■ DIRECTIONS ■
Copy out lines with the word "JSON" from the material that follows.

[DATA SECTION start]

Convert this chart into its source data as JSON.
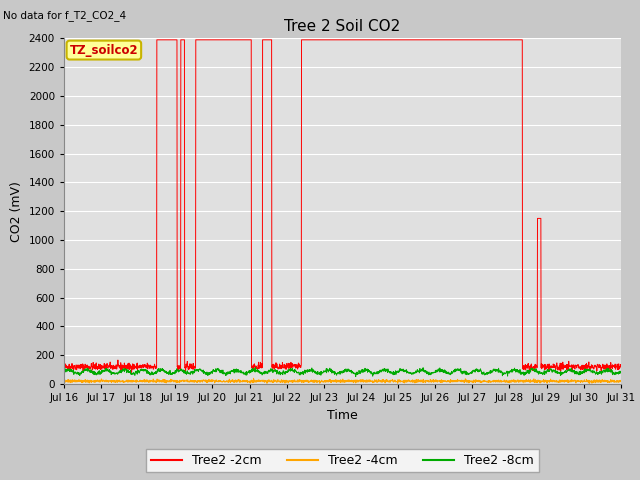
{
  "title": "Tree 2 Soil CO2",
  "no_data_text": "No data for f_T2_CO2_4",
  "xlabel": "Time",
  "ylabel": "CO2 (mV)",
  "ylim": [
    0,
    2400
  ],
  "yticks": [
    0,
    200,
    400,
    600,
    800,
    1000,
    1200,
    1400,
    1600,
    1800,
    2000,
    2200,
    2400
  ],
  "xtick_labels": [
    "Jul 16",
    "Jul 17",
    "Jul 18",
    "Jul 19",
    "Jul 20",
    "Jul 21",
    "Jul 22",
    "Jul 23",
    "Jul 24",
    "Jul 25",
    "Jul 26",
    "Jul 27",
    "Jul 28",
    "Jul 29",
    "Jul 30",
    "Jul 31"
  ],
  "background_color": "#c8c8c8",
  "plot_bg_color": "#e0e0e0",
  "grid_color": "#ffffff",
  "legend_box_facecolor": "#ffff99",
  "legend_box_edgecolor": "#c8b400",
  "annotation_text": "TZ_soilco2",
  "line_colors": {
    "2cm": "#ff0000",
    "4cm": "#ffa500",
    "8cm": "#00aa00"
  },
  "legend_labels": [
    "Tree2 -2cm",
    "Tree2 -4cm",
    "Tree2 -8cm"
  ],
  "base_2cm": 120,
  "base_4cm": 20,
  "base_8cm": 90,
  "spike_max": 2390,
  "spike_small": 1150,
  "n_days": 15,
  "pts_per_day": 144,
  "spikes_2cm": [
    {
      "start_day": 2.5,
      "end_day": 3.05,
      "val": 2390
    },
    {
      "start_day": 3.15,
      "end_day": 3.25,
      "val": 2390
    },
    {
      "start_day": 3.55,
      "end_day": 5.05,
      "val": 2390
    },
    {
      "start_day": 5.35,
      "end_day": 5.6,
      "val": 2390
    },
    {
      "start_day": 6.4,
      "end_day": 12.35,
      "val": 2390
    },
    {
      "start_day": 12.75,
      "end_day": 12.85,
      "val": 1150
    }
  ]
}
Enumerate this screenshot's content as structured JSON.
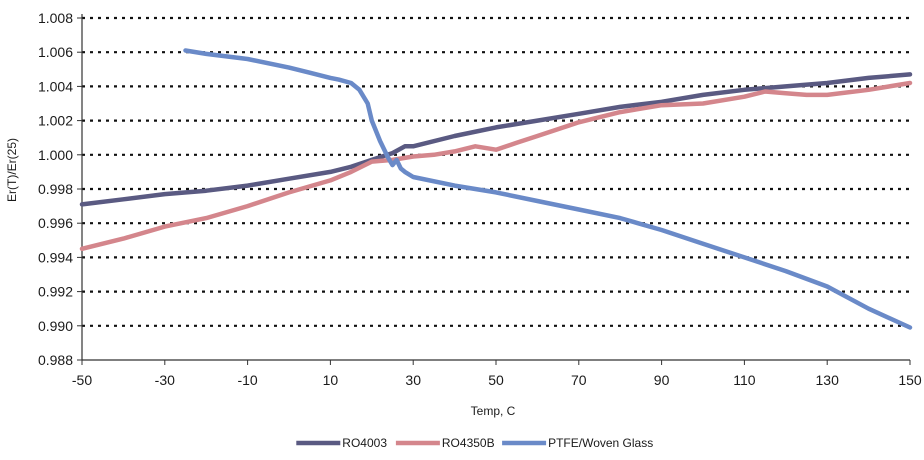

[DATA SECTION end]

■ ANSWER FOR THIS EXERCISE ■
Convert this chart into its source data as JSON.
Enumerate this screenshot's content as structured JSON.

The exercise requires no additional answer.